§ **DIRECTIVE**
Repeat each record exactly as written, and drop any images.

— START OF EXERCISE DATA —

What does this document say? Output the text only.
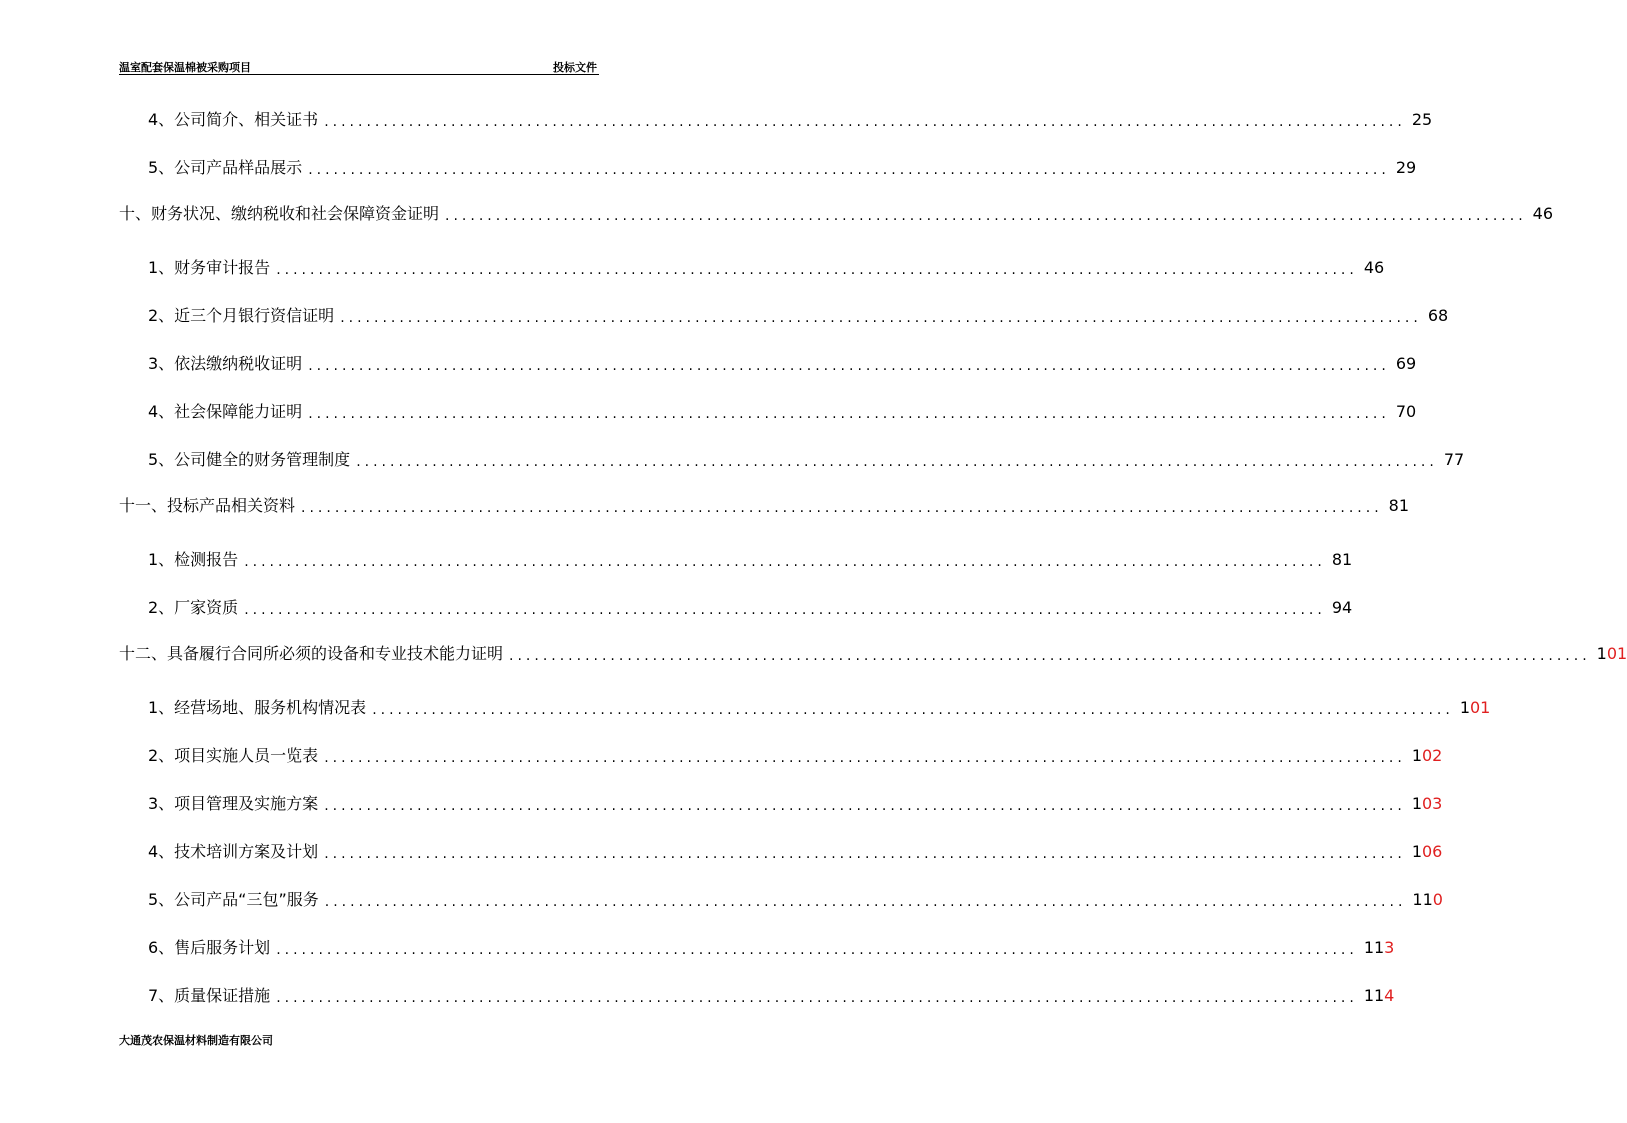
温室配套保温棉被采购项目	投标文件
4、公司简介、相关证书 .....	25
5、公司产品样品展示 .....	29
十、财务状况、缴纳税收和社会保障资金证明 .....	46
1、财务审计报告 .....	46
2、近三个月银行资信证明 .....	68
3、依法缴纳税收证明 .....	69
4、社会保障能力证明 .....	70
5、公司健全的财务管理制度 .....	77
十一、投标产品相关资料 .....	81
1、检测报告 .....	81
2、厂家资质 .....	94
十二、具备履行合同所必须的设备和专业技术能力证明 .....	101
1、经营场地、服务机构情况表 .....	101
2、项目实施人员一览表 .....	102
3、项目管理及实施方案 .....	103
4、技术培训方案及计划 .....	106
5、公司产品“三包”服务 .....	110
6、售后服务计划 .....	113
7、质量保证措施 .....	114
大通茂农保温材料制造有限公司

— END OF EXERCISE DATA —

§ **COMPLETE OUTPUT**
What does this document say? Output the text only.
温室配套保温棉被采购项目	投标文件
4、公司简介、相关证书 .....	25
5、公司产品样品展示 .....	29
十、财务状况、缴纳税收和社会保障资金证明 .....	46
1、财务审计报告 .....	46
2、近三个月银行资信证明 .....	68
3、依法缴纳税收证明 .....	69
4、社会保障能力证明 .....	70
5、公司健全的财务管理制度 .....	77
十一、投标产品相关资料 .....	81
1、检测报告 .....	81
2、厂家资质 .....	94
十二、具备履行合同所必须的设备和专业技术能力证明 .....	101
1、经营场地、服务机构情况表 .....	101
2、项目实施人员一览表 .....	102
3、项目管理及实施方案 .....	103
4、技术培训方案及计划 .....	106
5、公司产品“三包”服务 .....	110
6、售后服务计划 .....	113
7、质量保证措施 .....	114
大通茂农保温材料制造有限公司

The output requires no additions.